What the exercise asks = Please output every line of the material as it stands, without the pictures.

Extracted data entries
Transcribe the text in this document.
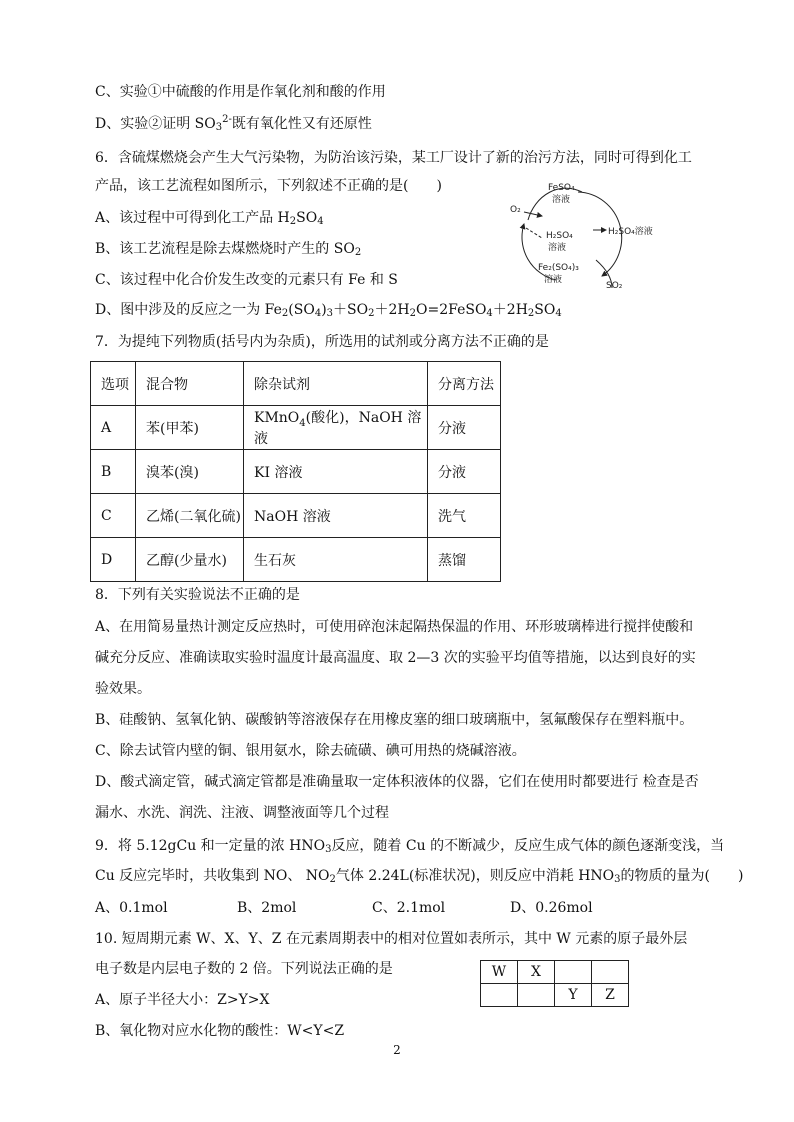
C、实验①中硫酸的作用是作氧化剂和酸的作用
D、实验②证明 $SO_3^{2-}$既有氧化性又有还原性
6．含硫煤燃烧会产生大气污染物，为防治该污染，某工厂设计了新的治污方法，同时可得到化工
产品，该工艺流程如图所示，下列叙述不正确的是(　　)
A、该过程中可得到化工产品 $H_2SO_4$
B、该工艺流程是除去煤燃烧时产生的 $SO_2$
C、该过程中化合价发生改变的元素只有 Fe 和 S
D、图中涉及的反应之一为 $Fe_2(SO_4)_3+SO_2+2H_2O=2FeSO_4+2H_2SO_4$
FeSO₄
溶液
O₂
H₂SO₄
溶液
H₂SO₄溶液
Fe₂(SO₄)₃
溶液
SO₂
7．为提纯下列物质(括号内为杂质)，所选用的试剂或分离方法不正确的是
选项	混合物	除杂试剂	分离方法
A	苯(甲苯)	KMnO$_4$(酸化)，NaOH 溶液	分液
B	溴苯(溴)	KI 溶液	分液
C	乙烯(二氧化硫)	NaOH 溶液	洗气
D	乙醇(少量水)	生石灰	蒸馏
8．下列有关实验说法不正确的是
A、在用简易量热计测定反应热时，可使用碎泡沫起隔热保温的作用、环形玻璃棒进行搅拌使酸和
碱充分反应、准确读取实验时温度计最高温度、取 2—3 次的实验平均值等措施，以达到良好的实
验效果。
B、硅酸钠、氢氧化钠、碳酸钠等溶液保存在用橡皮塞的细口玻璃瓶中，氢氟酸保存在塑料瓶中。
C、除去试管内壁的铜、银用氨水，除去硫磺、碘可用热的烧碱溶液。
D、酸式滴定管，碱式滴定管都是准确量取一定体积液体的仪器，它们在使用时都要进行 检查是否
漏水、水洗、润洗、注液、调整液面等几个过程
9．将 5.12gCu 和一定量的浓 $HNO_3$反应，随着 Cu 的不断减少，反应生成气体的颜色逐渐变浅，当
Cu 反应完毕时，共收集到 NO、 $NO_2$气体 2.24L(标准状况)，则反应中消耗 $HNO_3$的物质的量为(　　)
A、0.1mol	B、2mol	C、2.1mol	D、0.26mol
10. 短周期元素 W、X、Y、Z 在元素周期表中的相对位置如表所示，其中 W 元素的原子最外层
电子数是内层电子数的 2 倍。下列说法正确的是
A、原子半径大小：Z>Y>X
B、氧化物对应水化物的酸性：W<Y<Z
W	X		
		Y	Z
2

Answer for the task =
Transcribe the text in this document.
C、实验①中硫酸的作用是作氧化剂和酸的作用
D、实验②证明 $SO_3^{2-}$既有氧化性又有还原性
6．含硫煤燃烧会产生大气污染物，为防治该污染，某工厂设计了新的治污方法，同时可得到化工
产品，该工艺流程如图所示，下列叙述不正确的是(　　)
A、该过程中可得到化工产品 $H_2SO_4$
B、该工艺流程是除去煤燃烧时产生的 $SO_2$
C、该过程中化合价发生改变的元素只有 Fe 和 S
D、图中涉及的反应之一为 $Fe_2(SO_4)_3+SO_2+2H_2O=2FeSO_4+2H_2SO_4$
FeSO₄
溶液
O₂
H₂SO₄
溶液
H₂SO₄溶液
Fe₂(SO₄)₃
溶液
SO₂
7．为提纯下列物质(括号内为杂质)，所选用的试剂或分离方法不正确的是
选项	混合物	除杂试剂	分离方法
A	苯(甲苯)	KMnO$_4$(酸化)，NaOH 溶液	分液
B	溴苯(溴)	KI 溶液	分液
C	乙烯(二氧化硫)	NaOH 溶液	洗气
D	乙醇(少量水)	生石灰	蒸馏
8．下列有关实验说法不正确的是
A、在用简易量热计测定反应热时，可使用碎泡沫起隔热保温的作用、环形玻璃棒进行搅拌使酸和
碱充分反应、准确读取实验时温度计最高温度、取 2—3 次的实验平均值等措施，以达到良好的实
验效果。
B、硅酸钠、氢氧化钠、碳酸钠等溶液保存在用橡皮塞的细口玻璃瓶中，氢氟酸保存在塑料瓶中。
C、除去试管内壁的铜、银用氨水，除去硫磺、碘可用热的烧碱溶液。
D、酸式滴定管，碱式滴定管都是准确量取一定体积液体的仪器，它们在使用时都要进行 检查是否
漏水、水洗、润洗、注液、调整液面等几个过程
9．将 5.12gCu 和一定量的浓 $HNO_3$反应，随着 Cu 的不断减少，反应生成气体的颜色逐渐变浅，当
Cu 反应完毕时，共收集到 NO、 $NO_2$气体 2.24L(标准状况)，则反应中消耗 $HNO_3$的物质的量为(　　)
A、0.1mol	B、2mol	C、2.1mol	D、0.26mol
10. 短周期元素 W、X、Y、Z 在元素周期表中的相对位置如表所示，其中 W 元素的原子最外层
电子数是内层电子数的 2 倍。下列说法正确的是
A、原子半径大小：Z>Y>X
B、氧化物对应水化物的酸性：W<Y<Z
W	X		
		Y	Z
2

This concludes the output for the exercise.